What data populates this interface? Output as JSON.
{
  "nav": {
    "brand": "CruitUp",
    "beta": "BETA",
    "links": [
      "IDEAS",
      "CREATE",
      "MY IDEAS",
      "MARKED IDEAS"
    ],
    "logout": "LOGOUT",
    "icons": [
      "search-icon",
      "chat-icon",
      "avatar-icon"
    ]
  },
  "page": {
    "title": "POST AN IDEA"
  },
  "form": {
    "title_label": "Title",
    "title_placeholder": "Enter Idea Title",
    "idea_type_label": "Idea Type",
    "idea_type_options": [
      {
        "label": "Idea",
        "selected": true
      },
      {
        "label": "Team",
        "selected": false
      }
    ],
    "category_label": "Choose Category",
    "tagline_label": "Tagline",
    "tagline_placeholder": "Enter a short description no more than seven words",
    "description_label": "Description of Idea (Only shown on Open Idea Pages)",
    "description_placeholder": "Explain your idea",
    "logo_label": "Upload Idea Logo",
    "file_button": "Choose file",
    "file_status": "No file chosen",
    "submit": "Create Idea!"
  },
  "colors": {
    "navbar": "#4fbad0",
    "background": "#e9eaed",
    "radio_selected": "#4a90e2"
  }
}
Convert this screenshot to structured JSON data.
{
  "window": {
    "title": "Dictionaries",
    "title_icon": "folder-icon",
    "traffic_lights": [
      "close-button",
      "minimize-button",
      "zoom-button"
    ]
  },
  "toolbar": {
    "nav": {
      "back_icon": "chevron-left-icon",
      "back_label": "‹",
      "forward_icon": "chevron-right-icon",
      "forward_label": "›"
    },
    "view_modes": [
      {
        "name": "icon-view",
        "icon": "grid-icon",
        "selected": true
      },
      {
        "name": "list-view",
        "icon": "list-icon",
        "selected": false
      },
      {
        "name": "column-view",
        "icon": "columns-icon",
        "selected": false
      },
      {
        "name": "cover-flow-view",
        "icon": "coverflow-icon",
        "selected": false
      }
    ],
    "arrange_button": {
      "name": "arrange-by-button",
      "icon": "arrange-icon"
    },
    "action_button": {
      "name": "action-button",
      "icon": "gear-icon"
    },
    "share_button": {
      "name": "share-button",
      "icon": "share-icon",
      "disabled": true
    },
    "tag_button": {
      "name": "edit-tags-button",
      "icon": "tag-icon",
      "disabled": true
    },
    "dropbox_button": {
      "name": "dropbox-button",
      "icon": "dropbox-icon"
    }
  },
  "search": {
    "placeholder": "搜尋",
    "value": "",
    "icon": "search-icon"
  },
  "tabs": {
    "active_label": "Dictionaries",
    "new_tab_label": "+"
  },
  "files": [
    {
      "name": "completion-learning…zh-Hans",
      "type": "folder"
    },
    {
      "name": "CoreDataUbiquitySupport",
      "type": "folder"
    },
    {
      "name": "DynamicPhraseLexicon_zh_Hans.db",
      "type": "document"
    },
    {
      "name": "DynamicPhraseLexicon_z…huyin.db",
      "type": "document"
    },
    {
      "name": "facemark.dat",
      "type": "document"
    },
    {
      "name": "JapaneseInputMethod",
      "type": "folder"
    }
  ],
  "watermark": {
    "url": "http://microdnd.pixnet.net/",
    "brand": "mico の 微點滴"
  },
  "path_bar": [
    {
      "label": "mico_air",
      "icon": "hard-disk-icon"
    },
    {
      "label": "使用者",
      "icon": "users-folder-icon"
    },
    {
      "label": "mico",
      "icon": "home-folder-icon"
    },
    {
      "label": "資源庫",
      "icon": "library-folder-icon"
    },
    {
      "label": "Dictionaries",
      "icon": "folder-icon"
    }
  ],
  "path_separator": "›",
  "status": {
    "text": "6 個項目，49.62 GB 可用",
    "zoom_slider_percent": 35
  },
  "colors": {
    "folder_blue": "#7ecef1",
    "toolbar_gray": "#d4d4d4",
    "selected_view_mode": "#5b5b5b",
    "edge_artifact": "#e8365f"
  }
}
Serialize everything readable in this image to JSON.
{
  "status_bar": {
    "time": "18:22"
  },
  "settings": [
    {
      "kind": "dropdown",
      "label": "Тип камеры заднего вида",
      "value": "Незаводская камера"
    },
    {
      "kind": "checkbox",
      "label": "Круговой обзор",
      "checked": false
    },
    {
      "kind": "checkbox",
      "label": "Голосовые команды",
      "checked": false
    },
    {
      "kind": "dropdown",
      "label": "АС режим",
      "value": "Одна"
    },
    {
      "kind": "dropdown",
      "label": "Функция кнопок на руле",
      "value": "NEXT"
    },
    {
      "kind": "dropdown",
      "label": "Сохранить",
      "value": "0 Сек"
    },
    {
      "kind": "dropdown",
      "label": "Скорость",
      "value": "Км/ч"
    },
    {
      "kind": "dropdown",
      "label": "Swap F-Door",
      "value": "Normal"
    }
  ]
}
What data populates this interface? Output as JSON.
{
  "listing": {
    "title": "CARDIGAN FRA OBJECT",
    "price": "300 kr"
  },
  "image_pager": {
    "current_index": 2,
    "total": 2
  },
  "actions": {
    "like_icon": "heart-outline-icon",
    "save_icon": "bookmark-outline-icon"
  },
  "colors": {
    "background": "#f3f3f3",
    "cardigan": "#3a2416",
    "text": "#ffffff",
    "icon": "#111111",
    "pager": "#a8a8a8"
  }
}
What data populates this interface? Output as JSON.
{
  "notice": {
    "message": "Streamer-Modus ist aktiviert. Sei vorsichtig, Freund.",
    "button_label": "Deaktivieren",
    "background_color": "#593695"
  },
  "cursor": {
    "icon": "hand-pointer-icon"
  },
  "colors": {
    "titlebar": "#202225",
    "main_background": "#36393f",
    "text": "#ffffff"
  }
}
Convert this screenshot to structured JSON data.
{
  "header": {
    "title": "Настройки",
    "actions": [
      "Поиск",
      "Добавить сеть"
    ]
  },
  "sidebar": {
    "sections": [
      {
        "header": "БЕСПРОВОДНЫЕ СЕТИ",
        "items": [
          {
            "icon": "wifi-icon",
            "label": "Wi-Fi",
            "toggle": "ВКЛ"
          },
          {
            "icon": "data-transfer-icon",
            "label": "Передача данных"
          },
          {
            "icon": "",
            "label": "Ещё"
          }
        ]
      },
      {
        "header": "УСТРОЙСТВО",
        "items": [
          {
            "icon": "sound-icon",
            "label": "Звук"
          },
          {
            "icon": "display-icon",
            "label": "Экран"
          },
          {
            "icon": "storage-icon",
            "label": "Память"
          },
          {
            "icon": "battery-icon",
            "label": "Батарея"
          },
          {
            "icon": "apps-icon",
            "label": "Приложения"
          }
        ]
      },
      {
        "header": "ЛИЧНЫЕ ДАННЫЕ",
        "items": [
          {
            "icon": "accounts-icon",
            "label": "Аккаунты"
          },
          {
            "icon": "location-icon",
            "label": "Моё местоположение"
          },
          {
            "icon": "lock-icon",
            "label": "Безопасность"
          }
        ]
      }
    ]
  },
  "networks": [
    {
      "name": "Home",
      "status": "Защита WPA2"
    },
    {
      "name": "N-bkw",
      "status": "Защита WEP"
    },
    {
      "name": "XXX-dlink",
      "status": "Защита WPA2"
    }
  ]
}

◆ Work to complete ◆
Retype each record exactly, leaving nothing out.

◆ Output for this task ◆
What data populates this interface? Output as JSON.
{
  "nav": {
    "brand": "CruitUp",
    "beta": "BETA",
    "links": [
      "IDEAS",
      "CREATE",
      "MY IDEAS",
      "MARKED IDEAS"
    ],
    "logout": "LOGOUT",
    "icons": [
      "search-icon",
      "chat-icon",
      "avatar-icon"
    ]
  },
  "page": {
    "title": "POST AN IDEA"
  },
  "form": {
    "title_label": "Title",
    "title_placeholder": "Enter Idea Title",
    "idea_type_label": "Idea Type",
    "idea_type_options": [
      {
        "label": "Idea",
        "selected": true
      },
      {
        "label": "Team",
        "selected": false
      }
    ],
    "category_label": "Choose Category",
    "tagline_label": "Tagline",
    "tagline_placeholder": "Enter a short description no more than seven words",
    "description_label": "Description of Idea (Only shown on Open Idea Pages)",
    "description_placeholder": "Explain your idea",
    "logo_label": "Upload Idea Logo",
    "file_button": "Choose file",
    "file_status": "No file chosen",
    "submit": "Create Idea!"
  },
  "colors": {
    "navbar": "#4fbad0",
    "background": "#e9eaed",
    "radio_selected": "#4a90e2"
  }
}
Convert this screenshot to structured JSON data.
{
  "window": {
    "title": "Dictionaries",
    "title_icon": "folder-icon",
    "traffic_lights": [
      "close-button",
      "minimize-button",
      "zoom-button"
    ]
  },
  "toolbar": {
    "nav": {
      "back_icon": "chevron-left-icon",
      "back_label": "‹",
      "forward_icon": "chevron-right-icon",
      "forward_label": "›"
    },
    "view_modes": [
      {
        "name": "icon-view",
        "icon": "grid-icon",
        "selected": true
      },
      {
        "name": "list-view",
        "icon": "list-icon",
        "selected": false
      },
      {
        "name": "column-view",
        "icon": "columns-icon",
        "selected": false
      },
      {
        "name": "cover-flow-view",
        "icon": "coverflow-icon",
        "selected": false
      }
    ],
    "arrange_button": {
      "name": "arrange-by-button",
      "icon": "arrange-icon"
    },
    "action_button": {
      "name": "action-button",
      "icon": "gear-icon"
    },
    "share_button": {
      "name": "share-button",
      "icon": "share-icon",
      "disabled": true
    },
    "tag_button": {
      "name": "edit-tags-button",
      "icon": "tag-icon",
      "disabled": true
    },
    "dropbox_button": {
      "name": "dropbox-button",
      "icon": "dropbox-icon"
    }
  },
  "search": {
    "placeholder": "搜尋",
    "value": "",
    "icon": "search-icon"
  },
  "tabs": {
    "active_label": "Dictionaries",
    "new_tab_label": "+"
  },
  "files": [
    {
      "name": "completion-learning…zh-Hans",
      "type": "folder"
    },
    {
      "name": "CoreDataUbiquitySupport",
      "type": "folder"
    },
    {
      "name": "DynamicPhraseLexicon_zh_Hans.db",
      "type": "document"
    },
    {
      "name": "DynamicPhraseLexicon_z…huyin.db",
      "type": "document"
    },
    {
      "name": "facemark.dat",
      "type": "document"
    },
    {
      "name": "JapaneseInputMethod",
      "type": "folder"
    }
  ],
  "watermark": {
    "url": "http://microdnd.pixnet.net/",
    "brand": "mico の 微點滴"
  },
  "path_bar": [
    {
      "label": "mico_air",
      "icon": "hard-disk-icon"
    },
    {
      "label": "使用者",
      "icon": "users-folder-icon"
    },
    {
      "label": "mico",
      "icon": "home-folder-icon"
    },
    {
      "label": "資源庫",
      "icon": "library-folder-icon"
    },
    {
      "label": "Dictionaries",
      "icon": "folder-icon"
    }
  ],
  "path_separator": "›",
  "status": {
    "text": "6 個項目，49.62 GB 可用",
    "zoom_slider_percent": 35
  },
  "colors": {
    "folder_blue": "#7ecef1",
    "toolbar_gray": "#d4d4d4",
    "selected_view_mode": "#5b5b5b",
    "edge_artifact": "#e8365f"
  }
}
Serialize everything readable in this image to JSON.
{
  "status_bar": {
    "time": "18:22"
  },
  "settings": [
    {
      "kind": "dropdown",
      "label": "Тип камеры заднего вида",
      "value": "Незаводская камера"
    },
    {
      "kind": "checkbox",
      "label": "Круговой обзор",
      "checked": false
    },
    {
      "kind": "checkbox",
      "label": "Голосовые команды",
      "checked": false
    },
    {
      "kind": "dropdown",
      "label": "АС режим",
      "value": "Одна"
    },
    {
      "kind": "dropdown",
      "label": "Функция кнопок на руле",
      "value": "NEXT"
    },
    {
      "kind": "dropdown",
      "label": "Сохранить",
      "value": "0 Сек"
    },
    {
      "kind": "dropdown",
      "label": "Скорость",
      "value": "Км/ч"
    },
    {
      "kind": "dropdown",
      "label": "Swap F-Door",
      "value": "Normal"
    }
  ]
}
What data populates this interface? Output as JSON.
{
  "listing": {
    "title": "CARDIGAN FRA OBJECT",
    "price": "300 kr"
  },
  "image_pager": {
    "current_index": 2,
    "total": 2
  },
  "actions": {
    "like_icon": "heart-outline-icon",
    "save_icon": "bookmark-outline-icon"
  },
  "colors": {
    "background": "#f3f3f3",
    "cardigan": "#3a2416",
    "text": "#ffffff",
    "icon": "#111111",
    "pager": "#a8a8a8"
  }
}
What data populates this interface? Output as JSON.
{
  "notice": {
    "message": "Streamer-Modus ist aktiviert. Sei vorsichtig, Freund.",
    "button_label": "Deaktivieren",
    "background_color": "#593695"
  },
  "cursor": {
    "icon": "hand-pointer-icon"
  },
  "colors": {
    "titlebar": "#202225",
    "main_background": "#36393f",
    "text": "#ffffff"
  }
}
Convert this screenshot to structured JSON data.
{
  "header": {
    "title": "Настройки",
    "actions": [
      "Поиск",
      "Добавить сеть"
    ]
  },
  "sidebar": {
    "sections": [
      {
        "header": "БЕСПРОВОДНЫЕ СЕТИ",
        "items": [
          {
            "icon": "wifi-icon",
            "label": "Wi-Fi",
            "toggle": "ВКЛ"
          },
          {
            "icon": "data-transfer-icon",
            "label": "Передача данных"
          },
          {
            "icon": "",
            "label": "Ещё"
          }
        ]
      },
      {
        "header": "УСТРОЙСТВО",
        "items": [
          {
            "icon": "sound-icon",
            "label": "Звук"
          },
          {
            "icon": "display-icon",
            "label": "Экран"
          },
          {
            "icon": "storage-icon",
            "label": "Память"
          },
          {
            "icon": "battery-icon",
            "label": "Батарея"
          },
          {
            "icon": "apps-icon",
            "label": "Приложения"
          }
        ]
      },
      {
        "header": "ЛИЧНЫЕ ДАННЫЕ",
        "items": [
          {
            "icon": "accounts-icon",
            "label": "Аккаунты"
          },
          {
            "icon": "location-icon",
            "label": "Моё местоположение"
          },
          {
            "icon": "lock-icon",
            "label": "Безопасность"
          }
        ]
      }
    ]
  },
  "networks": [
    {
      "name": "Home",
      "status": "Защита WPA2"
    },
    {
      "name": "N-bkw",
      "status": "Защита WEP"
    },
    {
      "name": "XXX-dlink",
      "status": "Защита WPA2"
    }
  ]
}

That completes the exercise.